* **EXERCISE**
Reproduce all of the data below line for line, without changing anything. Leave the pictures out of your answer.

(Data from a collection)
____________

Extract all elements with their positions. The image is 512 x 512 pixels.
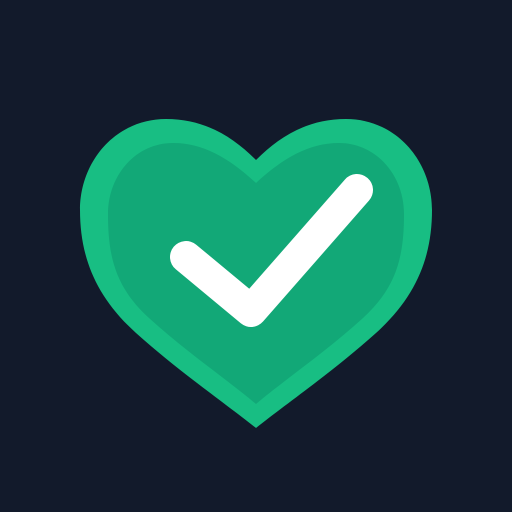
heart-check-icon: [0, 0, 512, 512]
app-icon-canvas: [0, 0, 512, 512]
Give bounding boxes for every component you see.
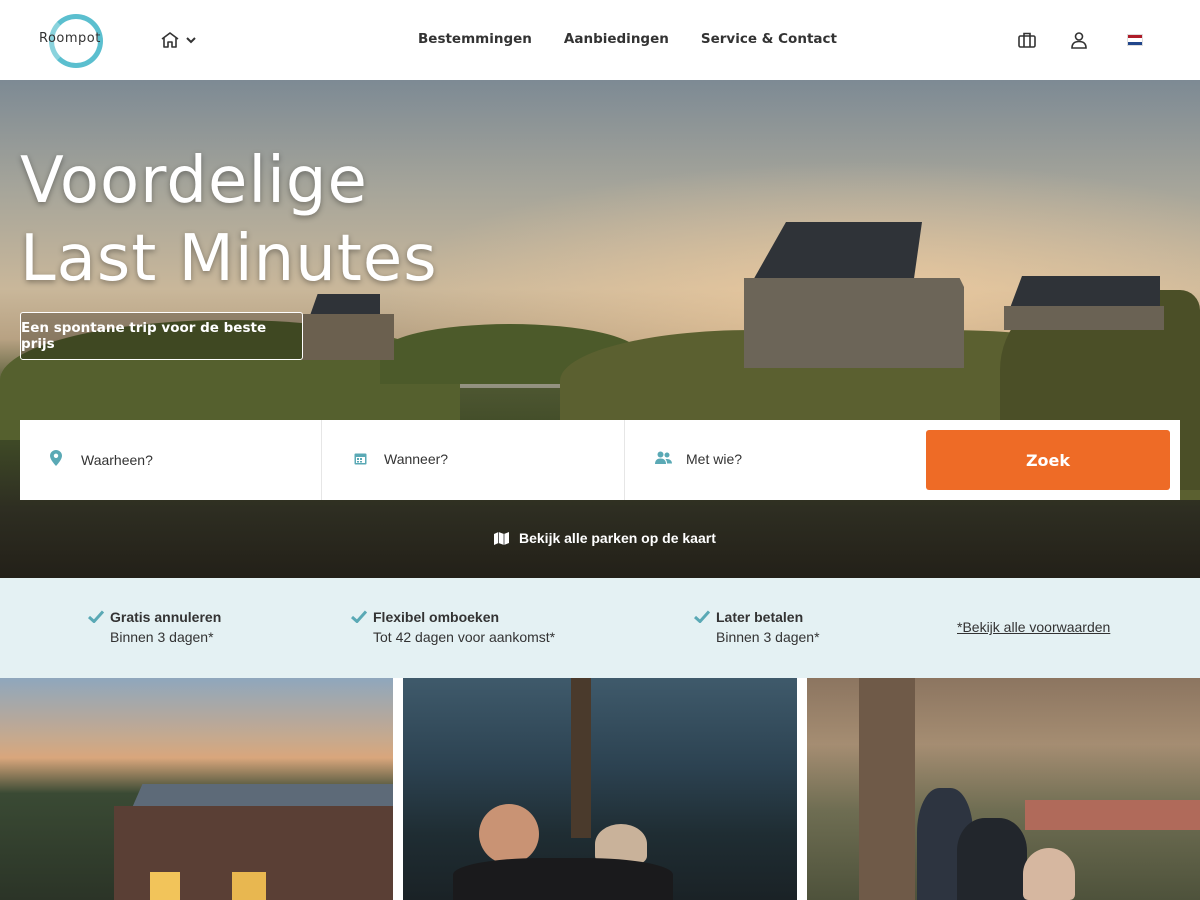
view-map-label: Bekijk alle parken op de kaart	[519, 530, 716, 546]
flag-nl-icon	[1127, 34, 1143, 46]
card-window	[232, 872, 266, 900]
roompot-logo[interactable]: Roompot	[38, 12, 110, 68]
user-icon	[1071, 32, 1087, 49]
usp-free-cancel: Gratis annuleren Binnen 3 dagen*	[88, 608, 222, 648]
hero-cabin	[1004, 306, 1164, 330]
usp-title: Gratis annuleren	[110, 609, 222, 625]
people-icon	[655, 451, 672, 464]
hero-subtitle: Een spontane trip voor de beste prijs	[20, 312, 303, 360]
site-header: Roompot Bestemmingen Aanbiedingen Servic…	[0, 0, 1200, 80]
hero-title: Voordelige Last Minutes	[20, 142, 438, 298]
nav-bestemmingen[interactable]: Bestemmingen	[418, 31, 532, 47]
nav-aanbiedingen[interactable]: Aanbiedingen	[564, 31, 669, 47]
hero-cabin-roof	[1010, 276, 1160, 308]
suitcase-icon	[1018, 32, 1036, 48]
chevron-down-icon	[186, 37, 196, 44]
usp-title: Later betalen	[716, 609, 804, 625]
card-child	[1023, 848, 1075, 900]
destination-placeholder: Waarheen?	[81, 452, 153, 468]
date-field[interactable]: Wanneer?	[322, 420, 625, 500]
account-button[interactable]	[1067, 28, 1091, 52]
conditions-link[interactable]: *Bekijk alle voorwaarden	[957, 619, 1110, 635]
nav-service-contact[interactable]: Service & Contact	[701, 31, 837, 47]
location-pin-icon	[50, 450, 62, 466]
hero-title-line2: Last Minutes	[20, 222, 438, 296]
language-selector[interactable]	[1123, 28, 1147, 52]
hero-banner: Voordelige Last Minutes Een spontane tri…	[0, 80, 1200, 578]
card-building-roof	[1025, 800, 1200, 830]
card-window	[150, 872, 180, 900]
usp-bar: Gratis annuleren Binnen 3 dagen* Flexibe…	[0, 578, 1200, 678]
card-tree-trunk	[859, 678, 915, 900]
card-tree-trunk	[571, 678, 591, 838]
usp-flexible-rebook: Flexibel omboeken Tot 42 dagen voor aank…	[351, 608, 556, 648]
card-jackets	[453, 858, 673, 900]
usp-detail: Binnen 3 dagen*	[110, 629, 214, 645]
home-menu-button[interactable]	[160, 28, 202, 52]
usp-title: Flexibel omboeken	[373, 609, 500, 625]
card-house-roof	[132, 784, 393, 808]
logo-text: Roompot	[39, 31, 101, 46]
view-map-link[interactable]: Bekijk alle parken op de kaart	[494, 530, 716, 546]
calendar-icon	[354, 453, 367, 465]
map-icon	[494, 531, 509, 545]
search-button[interactable]: Zoek	[926, 430, 1170, 490]
card-person	[479, 804, 539, 864]
usp-detail: Binnen 3 dagen*	[716, 629, 820, 645]
check-icon	[88, 610, 104, 623]
destination-field[interactable]: Waarheen?	[20, 420, 322, 500]
home-icon	[161, 32, 179, 48]
my-bookings-button[interactable]	[1015, 28, 1039, 52]
hero-cabin	[744, 278, 964, 368]
hero-cabin	[302, 314, 394, 360]
search-bar: Waarheen? Wanneer? Met wie? Zoek	[20, 420, 1180, 500]
guests-field[interactable]: Met wie?	[625, 420, 927, 500]
guests-placeholder: Met wie?	[686, 451, 743, 467]
main-nav: Bestemmingen Aanbiedingen Service & Cont…	[418, 31, 837, 47]
usp-pay-later: Later betalen Binnen 3 dagen*	[694, 608, 820, 648]
promo-card-1[interactable]	[0, 678, 393, 900]
date-placeholder: Wanneer?	[384, 451, 449, 467]
hero-title-line1: Voordelige	[20, 144, 368, 218]
promo-card-2[interactable]	[403, 678, 797, 900]
promo-card-3[interactable]	[807, 678, 1200, 900]
usp-detail: Tot 42 dagen voor aankomst*	[373, 629, 556, 645]
card-person	[957, 818, 1027, 900]
check-icon	[694, 610, 710, 623]
check-icon	[351, 610, 367, 623]
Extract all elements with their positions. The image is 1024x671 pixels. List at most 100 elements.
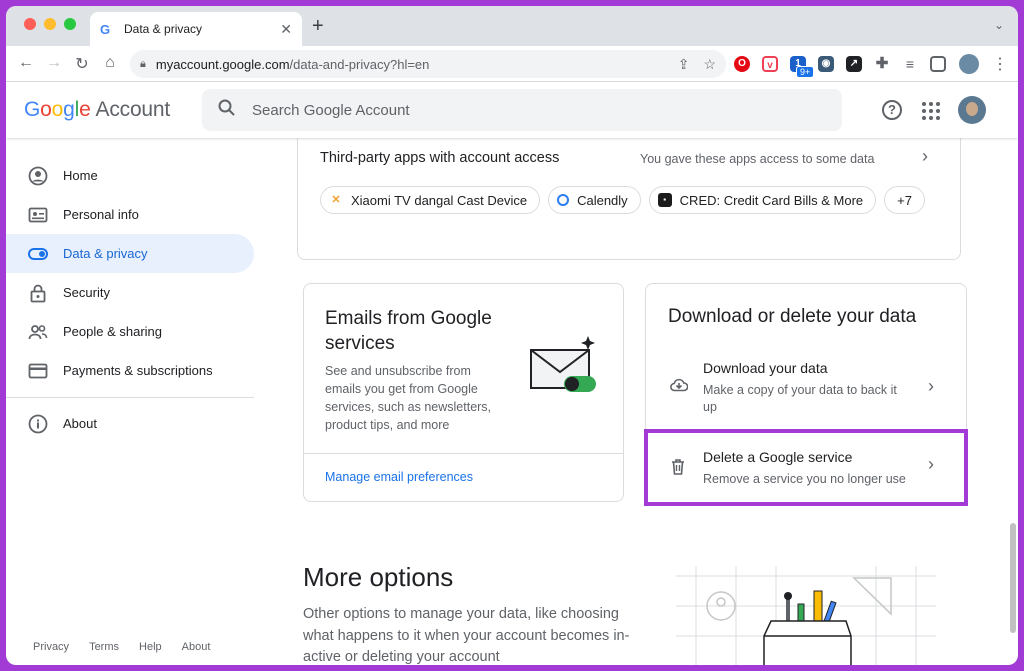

____________

* **REPLY**
Extract all elements with their positions. The image is 512 x 512 pixels.
heart-check-icon: [0, 0, 512, 512]
app-icon-canvas: [0, 0, 512, 512]
Give bounding boxes for every component you see.
view-map-label: Bekijk alle parken op de kaart	[519, 530, 716, 546]
flag-nl-icon	[1127, 34, 1143, 46]
card-window	[232, 872, 266, 900]
roompot-logo[interactable]: Roompot	[38, 12, 110, 68]
user-icon	[1071, 32, 1087, 49]
usp-free-cancel: Gratis annuleren Binnen 3 dagen*	[88, 608, 222, 648]
hero-cabin	[1004, 306, 1164, 330]
usp-title: Gratis annuleren	[110, 609, 222, 625]
people-icon	[655, 451, 672, 464]
hero-subtitle: Een spontane trip voor de beste prijs	[20, 312, 303, 360]
site-header: Roompot Bestemmingen Aanbiedingen Servic…	[0, 0, 1200, 80]
hero-title: Voordelige Last Minutes	[20, 142, 438, 298]
nav-bestemmingen[interactable]: Bestemmingen	[418, 31, 532, 47]
nav-aanbiedingen[interactable]: Aanbiedingen	[564, 31, 669, 47]
hero-cabin-roof	[1010, 276, 1160, 308]
suitcase-icon	[1018, 32, 1036, 48]
chevron-down-icon	[186, 37, 196, 44]
usp-title: Later betalen	[716, 609, 804, 625]
card-child	[1023, 848, 1075, 900]
destination-placeholder: Waarheen?	[81, 452, 153, 468]
date-field[interactable]: Wanneer?	[322, 420, 625, 500]
account-button[interactable]	[1067, 28, 1091, 52]
conditions-link[interactable]: *Bekijk alle voorwaarden	[957, 619, 1110, 635]
nav-service-contact[interactable]: Service & Contact	[701, 31, 837, 47]
location-pin-icon	[50, 450, 62, 466]
hero-title-line2: Last Minutes	[20, 222, 438, 296]
language-selector[interactable]	[1123, 28, 1147, 52]
hero-banner: Voordelige Last Minutes Een spontane tri…	[0, 80, 1200, 578]
card-building-roof	[1025, 800, 1200, 830]
card-window	[150, 872, 180, 900]
usp-bar: Gratis annuleren Binnen 3 dagen* Flexibe…	[0, 578, 1200, 678]
card-tree-trunk	[859, 678, 915, 900]
card-tree-trunk	[571, 678, 591, 838]
usp-flexible-rebook: Flexibel omboeken Tot 42 dagen voor aank…	[351, 608, 556, 648]
card-jackets	[453, 858, 673, 900]
usp-detail: Binnen 3 dagen*	[110, 629, 214, 645]
home-menu-button[interactable]	[160, 28, 202, 52]
usp-title: Flexibel omboeken	[373, 609, 500, 625]
card-house-roof	[132, 784, 393, 808]
logo-text: Roompot	[39, 31, 101, 46]
view-map-link[interactable]: Bekijk alle parken op de kaart	[494, 530, 716, 546]
calendar-icon	[354, 453, 367, 465]
map-icon	[494, 531, 509, 545]
search-button[interactable]: Zoek	[926, 430, 1170, 490]
card-person	[479, 804, 539, 864]
usp-detail: Binnen 3 dagen*	[716, 629, 820, 645]
check-icon	[88, 610, 104, 623]
destination-field[interactable]: Waarheen?	[20, 420, 322, 500]
home-icon	[161, 32, 179, 48]
my-bookings-button[interactable]	[1015, 28, 1039, 52]
hero-cabin	[744, 278, 964, 368]
hero-cabin	[302, 314, 394, 360]
search-bar: Waarheen? Wanneer? Met wie? Zoek	[20, 420, 1180, 500]
guests-field[interactable]: Met wie?	[625, 420, 927, 500]
guests-placeholder: Met wie?	[686, 451, 743, 467]
main-nav: Bestemmingen Aanbiedingen Service & Cont…	[418, 31, 837, 47]
usp-pay-later: Later betalen Binnen 3 dagen*	[694, 608, 820, 648]
promo-card-1[interactable]	[0, 678, 393, 900]
date-placeholder: Wanneer?	[384, 451, 449, 467]
hero-title-line1: Voordelige	[20, 144, 368, 218]
promo-card-2[interactable]	[403, 678, 797, 900]
promo-card-3[interactable]	[807, 678, 1200, 900]
usp-detail: Tot 42 dagen voor aankomst*	[373, 629, 556, 645]
card-person	[957, 818, 1027, 900]
check-icon	[694, 610, 710, 623]
check-icon	[351, 610, 367, 623]
Extract all elements with their positions. The image is 1024x671 pixels. List at most 100 elements.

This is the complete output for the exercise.